Write out every entry exactly as given, but omit the pictures.

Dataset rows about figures
============

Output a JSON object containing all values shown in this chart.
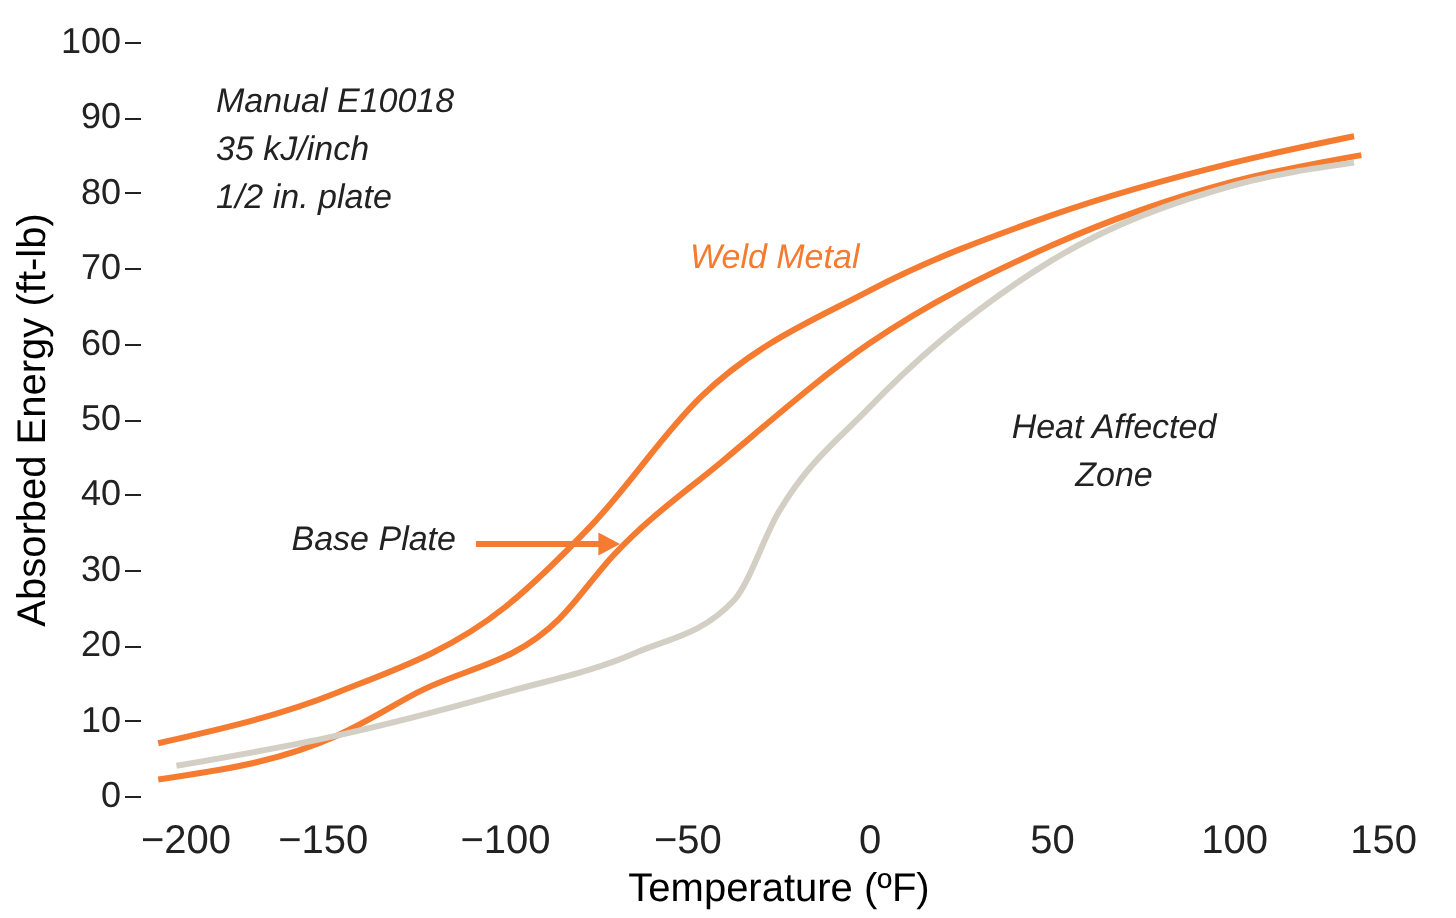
{
  "chart_data": {
    "type": "line",
    "xlabel": "Temperature (ºF)",
    "ylabel": "Absorbed Energy (ft-lb)",
    "xlim": [
      -200,
      150
    ],
    "xticks": [
      -200,
      -150,
      -100,
      -50,
      0,
      50,
      100,
      150
    ],
    "ylim": [
      0,
      100
    ],
    "yticks": [
      0,
      10,
      20,
      30,
      40,
      50,
      60,
      70,
      80,
      90,
      100
    ],
    "grid": false,
    "legend": false,
    "marker": "none",
    "line_style": "solid",
    "series": [
      {
        "color": "#f47b30",
        "x": [
          -195,
          -146,
          -100,
          -76,
          -46,
          0,
          50,
          100,
          133
        ],
        "values": [
          7,
          13.7,
          25,
          36,
          53,
          67,
          77,
          84,
          87.5
        ]
      },
      {
        "color": "#f47b30",
        "x": [
          -195,
          -146,
          -124,
          -85,
          -70,
          -40,
          0,
          50,
          100,
          135
        ],
        "values": [
          2.2,
          8,
          13.7,
          23.5,
          32,
          44.5,
          60,
          73,
          81.5,
          85
        ]
      },
      {
        "color": "#d3cfc4",
        "x": [
          -190,
          -146,
          -100,
          -64,
          -37,
          -25,
          0,
          50,
          100,
          133
        ],
        "values": [
          4,
          8,
          13.7,
          19,
          26,
          37.5,
          51.5,
          71,
          81,
          84
        ]
      }
    ],
    "annotations": [
      "Manual E10018",
      "35 kJ/inch",
      "1/2 in. plate",
      "Weld Metal",
      "Heat Affected Zone",
      "Base Plate"
    ]
  }
}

============

## Task solution
Output a JSON object containing all values shown in this chart.
{
  "chart_data": {
    "type": "line",
    "xlabel": "Temperature (ºF)",
    "ylabel": "Absorbed Energy (ft-lb)",
    "xlim": [
      -200,
      150
    ],
    "xticks": [
      -200,
      -150,
      -100,
      -50,
      0,
      50,
      100,
      150
    ],
    "ylim": [
      0,
      100
    ],
    "yticks": [
      0,
      10,
      20,
      30,
      40,
      50,
      60,
      70,
      80,
      90,
      100
    ],
    "grid": false,
    "legend": false,
    "marker": "none",
    "line_style": "solid",
    "series": [
      {
        "color": "#f47b30",
        "x": [
          -195,
          -146,
          -100,
          -76,
          -46,
          0,
          50,
          100,
          133
        ],
        "values": [
          7,
          13.7,
          25,
          36,
          53,
          67,
          77,
          84,
          87.5
        ]
      },
      {
        "color": "#f47b30",
        "x": [
          -195,
          -146,
          -124,
          -85,
          -70,
          -40,
          0,
          50,
          100,
          135
        ],
        "values": [
          2.2,
          8,
          13.7,
          23.5,
          32,
          44.5,
          60,
          73,
          81.5,
          85
        ]
      },
      {
        "color": "#d3cfc4",
        "x": [
          -190,
          -146,
          -100,
          -64,
          -37,
          -25,
          0,
          50,
          100,
          133
        ],
        "values": [
          4,
          8,
          13.7,
          19,
          26,
          37.5,
          51.5,
          71,
          81,
          84
        ]
      }
    ],
    "annotations": [
      "Manual E10018",
      "35 kJ/inch",
      "1/2 in. plate",
      "Weld Metal",
      "Heat Affected Zone",
      "Base Plate"
    ]
  }
}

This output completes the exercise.